──────── Supplied records

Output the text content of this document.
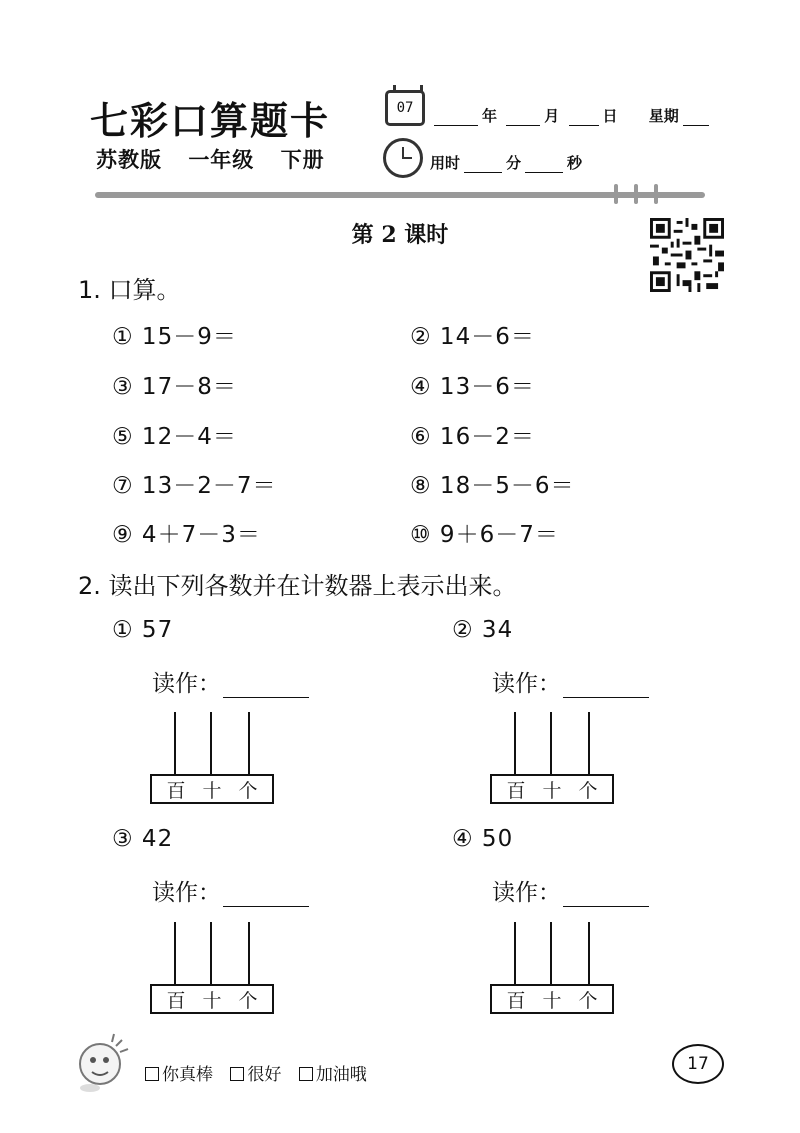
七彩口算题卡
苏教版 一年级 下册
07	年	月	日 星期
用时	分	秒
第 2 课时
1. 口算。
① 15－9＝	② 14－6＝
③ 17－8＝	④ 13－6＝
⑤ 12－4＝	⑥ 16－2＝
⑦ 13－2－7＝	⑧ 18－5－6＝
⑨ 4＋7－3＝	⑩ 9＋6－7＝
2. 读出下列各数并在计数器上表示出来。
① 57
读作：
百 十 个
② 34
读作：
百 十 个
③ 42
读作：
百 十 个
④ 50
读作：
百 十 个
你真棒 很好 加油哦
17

────────────────
──────── Supplied records

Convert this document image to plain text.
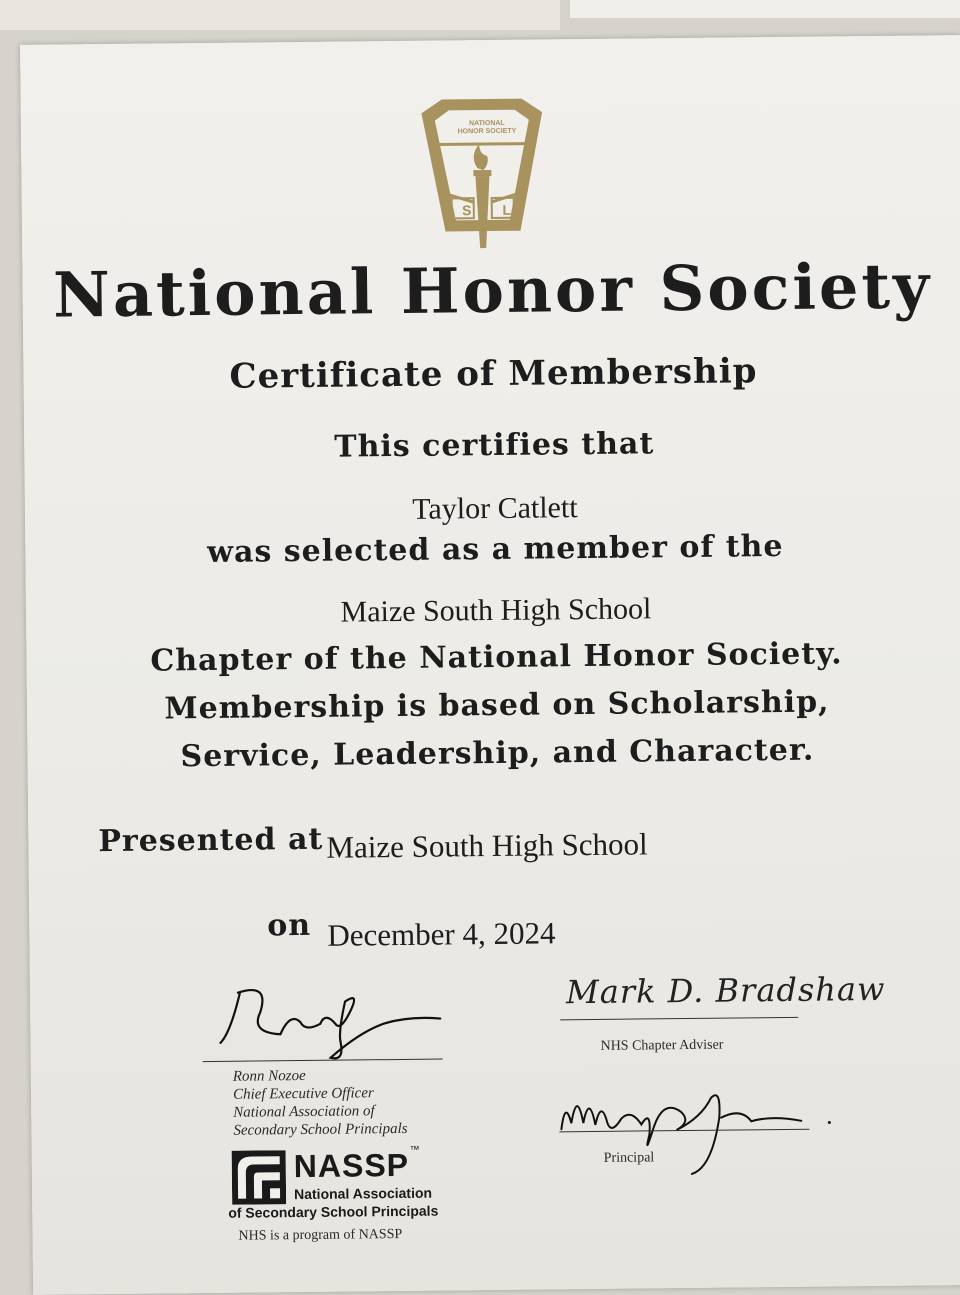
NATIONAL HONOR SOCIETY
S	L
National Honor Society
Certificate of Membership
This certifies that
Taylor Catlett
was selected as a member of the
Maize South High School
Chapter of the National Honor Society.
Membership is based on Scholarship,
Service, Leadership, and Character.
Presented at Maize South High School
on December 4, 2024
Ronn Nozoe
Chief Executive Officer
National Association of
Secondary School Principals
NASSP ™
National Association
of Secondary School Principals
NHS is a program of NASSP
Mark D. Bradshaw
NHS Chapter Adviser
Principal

────────────────

Copy out each line of the entries that holds "Maize".

Output of the task:
Maize South High School
Presented at Maize South High School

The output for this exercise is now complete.